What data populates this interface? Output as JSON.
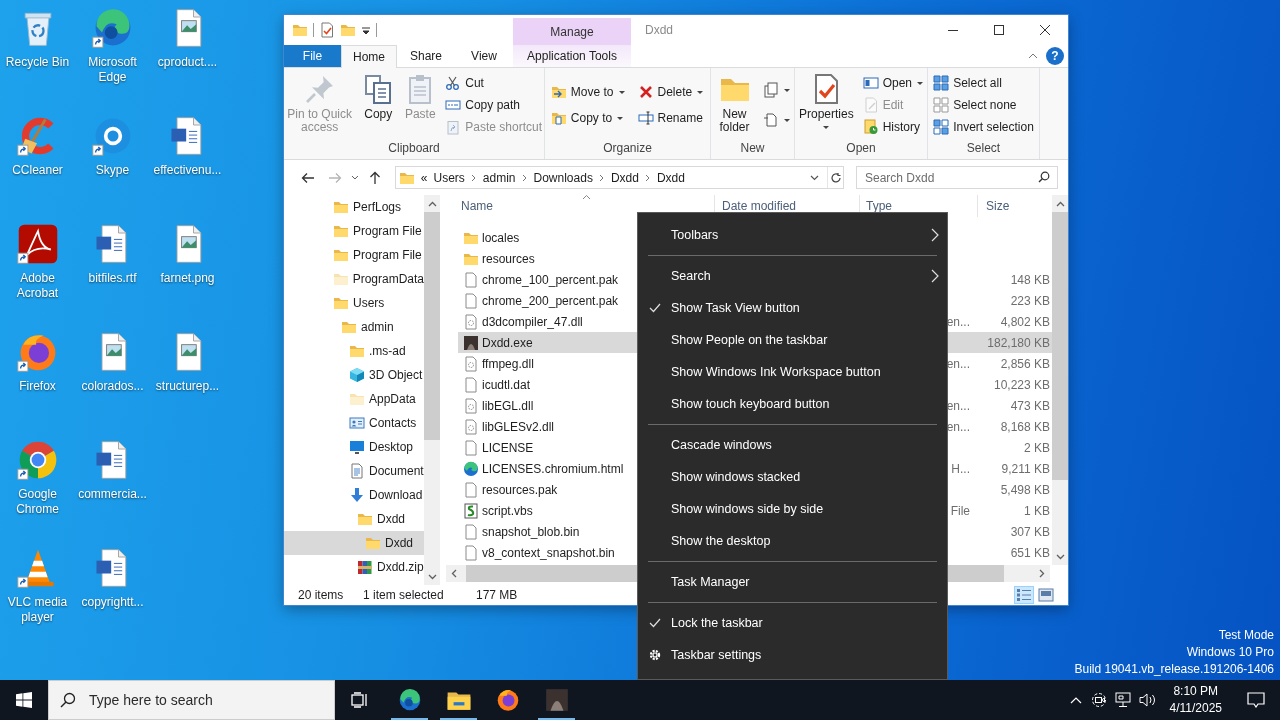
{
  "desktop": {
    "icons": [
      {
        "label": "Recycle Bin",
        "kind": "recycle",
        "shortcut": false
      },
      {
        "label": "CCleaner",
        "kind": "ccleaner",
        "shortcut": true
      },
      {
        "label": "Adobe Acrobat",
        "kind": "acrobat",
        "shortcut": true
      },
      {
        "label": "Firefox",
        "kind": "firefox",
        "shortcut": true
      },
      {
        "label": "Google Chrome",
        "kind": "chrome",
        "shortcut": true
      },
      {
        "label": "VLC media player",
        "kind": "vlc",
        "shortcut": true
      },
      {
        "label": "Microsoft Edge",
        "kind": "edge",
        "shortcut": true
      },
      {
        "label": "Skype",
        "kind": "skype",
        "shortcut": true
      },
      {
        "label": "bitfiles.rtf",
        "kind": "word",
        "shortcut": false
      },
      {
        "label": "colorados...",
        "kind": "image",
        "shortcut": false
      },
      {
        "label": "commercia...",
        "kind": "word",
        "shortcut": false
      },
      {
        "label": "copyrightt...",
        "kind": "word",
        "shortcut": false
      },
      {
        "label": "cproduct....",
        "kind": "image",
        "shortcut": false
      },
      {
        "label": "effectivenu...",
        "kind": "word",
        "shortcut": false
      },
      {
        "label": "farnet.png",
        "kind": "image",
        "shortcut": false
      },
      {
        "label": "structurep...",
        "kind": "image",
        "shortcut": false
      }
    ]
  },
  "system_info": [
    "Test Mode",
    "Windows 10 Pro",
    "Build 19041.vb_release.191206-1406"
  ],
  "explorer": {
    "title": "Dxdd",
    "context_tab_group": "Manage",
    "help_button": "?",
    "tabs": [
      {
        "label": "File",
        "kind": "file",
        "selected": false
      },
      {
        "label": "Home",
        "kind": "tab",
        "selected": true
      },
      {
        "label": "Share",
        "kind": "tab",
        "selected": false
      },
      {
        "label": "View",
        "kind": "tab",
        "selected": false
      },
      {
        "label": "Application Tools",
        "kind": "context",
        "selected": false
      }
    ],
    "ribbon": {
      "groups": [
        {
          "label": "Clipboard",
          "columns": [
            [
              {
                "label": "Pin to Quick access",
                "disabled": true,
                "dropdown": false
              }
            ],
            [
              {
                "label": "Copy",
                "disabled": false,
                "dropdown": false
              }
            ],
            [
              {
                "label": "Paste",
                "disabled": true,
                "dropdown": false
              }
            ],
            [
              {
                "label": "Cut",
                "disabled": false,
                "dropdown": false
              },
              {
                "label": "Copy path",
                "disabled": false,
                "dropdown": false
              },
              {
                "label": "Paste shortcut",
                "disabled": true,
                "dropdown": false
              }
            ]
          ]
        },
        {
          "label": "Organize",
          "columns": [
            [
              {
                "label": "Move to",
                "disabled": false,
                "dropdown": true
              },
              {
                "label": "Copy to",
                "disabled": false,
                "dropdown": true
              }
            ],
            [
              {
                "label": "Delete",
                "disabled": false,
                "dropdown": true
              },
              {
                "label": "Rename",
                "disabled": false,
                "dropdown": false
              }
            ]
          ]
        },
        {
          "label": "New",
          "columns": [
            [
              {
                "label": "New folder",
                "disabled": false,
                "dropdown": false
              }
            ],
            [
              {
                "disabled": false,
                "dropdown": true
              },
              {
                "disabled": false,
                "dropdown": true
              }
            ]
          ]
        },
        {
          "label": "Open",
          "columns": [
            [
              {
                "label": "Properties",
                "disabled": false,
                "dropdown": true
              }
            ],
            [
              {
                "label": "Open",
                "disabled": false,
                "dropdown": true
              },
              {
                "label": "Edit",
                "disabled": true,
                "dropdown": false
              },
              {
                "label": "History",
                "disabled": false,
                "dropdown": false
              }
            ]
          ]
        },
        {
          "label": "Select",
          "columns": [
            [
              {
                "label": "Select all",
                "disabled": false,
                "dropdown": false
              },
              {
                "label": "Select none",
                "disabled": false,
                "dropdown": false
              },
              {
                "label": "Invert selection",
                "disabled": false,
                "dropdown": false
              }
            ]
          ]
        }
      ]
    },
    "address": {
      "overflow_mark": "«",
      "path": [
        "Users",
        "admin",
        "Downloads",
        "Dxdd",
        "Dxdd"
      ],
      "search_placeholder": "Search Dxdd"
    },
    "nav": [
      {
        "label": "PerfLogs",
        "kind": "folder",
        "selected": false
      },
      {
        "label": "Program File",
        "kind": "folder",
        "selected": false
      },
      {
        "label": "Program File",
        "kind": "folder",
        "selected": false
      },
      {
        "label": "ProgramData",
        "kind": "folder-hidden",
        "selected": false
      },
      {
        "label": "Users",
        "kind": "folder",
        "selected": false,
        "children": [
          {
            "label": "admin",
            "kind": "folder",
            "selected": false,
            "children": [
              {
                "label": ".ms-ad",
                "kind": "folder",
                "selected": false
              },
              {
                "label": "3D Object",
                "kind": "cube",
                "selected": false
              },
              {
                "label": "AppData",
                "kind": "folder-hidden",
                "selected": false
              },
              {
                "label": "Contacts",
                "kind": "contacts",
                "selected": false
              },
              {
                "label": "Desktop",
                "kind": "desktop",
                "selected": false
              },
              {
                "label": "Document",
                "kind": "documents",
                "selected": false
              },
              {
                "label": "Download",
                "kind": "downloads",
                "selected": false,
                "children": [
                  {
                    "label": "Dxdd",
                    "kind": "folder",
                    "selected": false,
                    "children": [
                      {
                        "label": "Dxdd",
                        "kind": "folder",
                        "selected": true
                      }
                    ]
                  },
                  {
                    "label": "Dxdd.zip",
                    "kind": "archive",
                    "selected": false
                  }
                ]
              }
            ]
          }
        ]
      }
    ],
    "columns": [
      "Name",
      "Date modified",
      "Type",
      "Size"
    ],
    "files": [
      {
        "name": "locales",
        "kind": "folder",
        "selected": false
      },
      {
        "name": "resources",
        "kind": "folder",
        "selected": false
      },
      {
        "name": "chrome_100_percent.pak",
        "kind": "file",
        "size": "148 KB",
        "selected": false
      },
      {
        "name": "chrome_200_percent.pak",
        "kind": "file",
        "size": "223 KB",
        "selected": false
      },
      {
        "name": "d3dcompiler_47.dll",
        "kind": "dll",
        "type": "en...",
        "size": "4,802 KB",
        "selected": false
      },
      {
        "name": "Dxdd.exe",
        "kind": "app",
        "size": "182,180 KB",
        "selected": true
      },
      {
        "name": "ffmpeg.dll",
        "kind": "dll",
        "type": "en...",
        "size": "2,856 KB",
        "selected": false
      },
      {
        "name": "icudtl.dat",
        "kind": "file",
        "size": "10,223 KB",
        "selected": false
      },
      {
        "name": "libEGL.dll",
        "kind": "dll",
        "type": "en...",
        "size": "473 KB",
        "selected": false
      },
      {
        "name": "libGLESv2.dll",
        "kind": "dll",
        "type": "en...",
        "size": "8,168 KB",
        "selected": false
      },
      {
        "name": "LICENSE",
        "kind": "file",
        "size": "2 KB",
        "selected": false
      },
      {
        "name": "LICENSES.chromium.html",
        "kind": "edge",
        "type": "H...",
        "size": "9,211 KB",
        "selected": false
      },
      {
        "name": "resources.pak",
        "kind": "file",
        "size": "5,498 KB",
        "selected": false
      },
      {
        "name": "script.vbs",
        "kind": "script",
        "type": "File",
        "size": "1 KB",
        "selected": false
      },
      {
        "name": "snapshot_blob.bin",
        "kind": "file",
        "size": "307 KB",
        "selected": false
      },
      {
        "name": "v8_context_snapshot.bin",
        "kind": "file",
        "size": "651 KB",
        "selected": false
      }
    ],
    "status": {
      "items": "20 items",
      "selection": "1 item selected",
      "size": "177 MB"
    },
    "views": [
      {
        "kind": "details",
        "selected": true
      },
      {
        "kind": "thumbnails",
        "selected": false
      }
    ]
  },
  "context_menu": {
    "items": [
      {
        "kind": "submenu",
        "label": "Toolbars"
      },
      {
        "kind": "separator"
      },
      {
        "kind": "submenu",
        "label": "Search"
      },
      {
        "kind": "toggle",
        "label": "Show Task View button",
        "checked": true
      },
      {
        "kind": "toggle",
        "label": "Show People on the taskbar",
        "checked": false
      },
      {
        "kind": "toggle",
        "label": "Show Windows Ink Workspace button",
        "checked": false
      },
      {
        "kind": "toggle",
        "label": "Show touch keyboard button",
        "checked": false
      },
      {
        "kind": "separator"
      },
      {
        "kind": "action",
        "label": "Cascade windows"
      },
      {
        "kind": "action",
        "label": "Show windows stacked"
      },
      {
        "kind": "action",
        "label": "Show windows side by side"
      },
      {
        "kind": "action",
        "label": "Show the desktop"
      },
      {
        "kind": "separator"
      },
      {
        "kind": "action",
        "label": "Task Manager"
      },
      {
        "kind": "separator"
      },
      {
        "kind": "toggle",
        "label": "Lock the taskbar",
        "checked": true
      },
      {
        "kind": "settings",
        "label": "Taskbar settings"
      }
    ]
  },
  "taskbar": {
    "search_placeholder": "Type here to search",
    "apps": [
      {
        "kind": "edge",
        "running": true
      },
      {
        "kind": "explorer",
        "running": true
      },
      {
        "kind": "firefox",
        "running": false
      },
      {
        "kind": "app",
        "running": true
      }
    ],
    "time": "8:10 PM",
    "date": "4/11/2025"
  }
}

Set problem ->
Indicate how many lines of the material include the word "hidden"; the number alone is required.

Response ->
2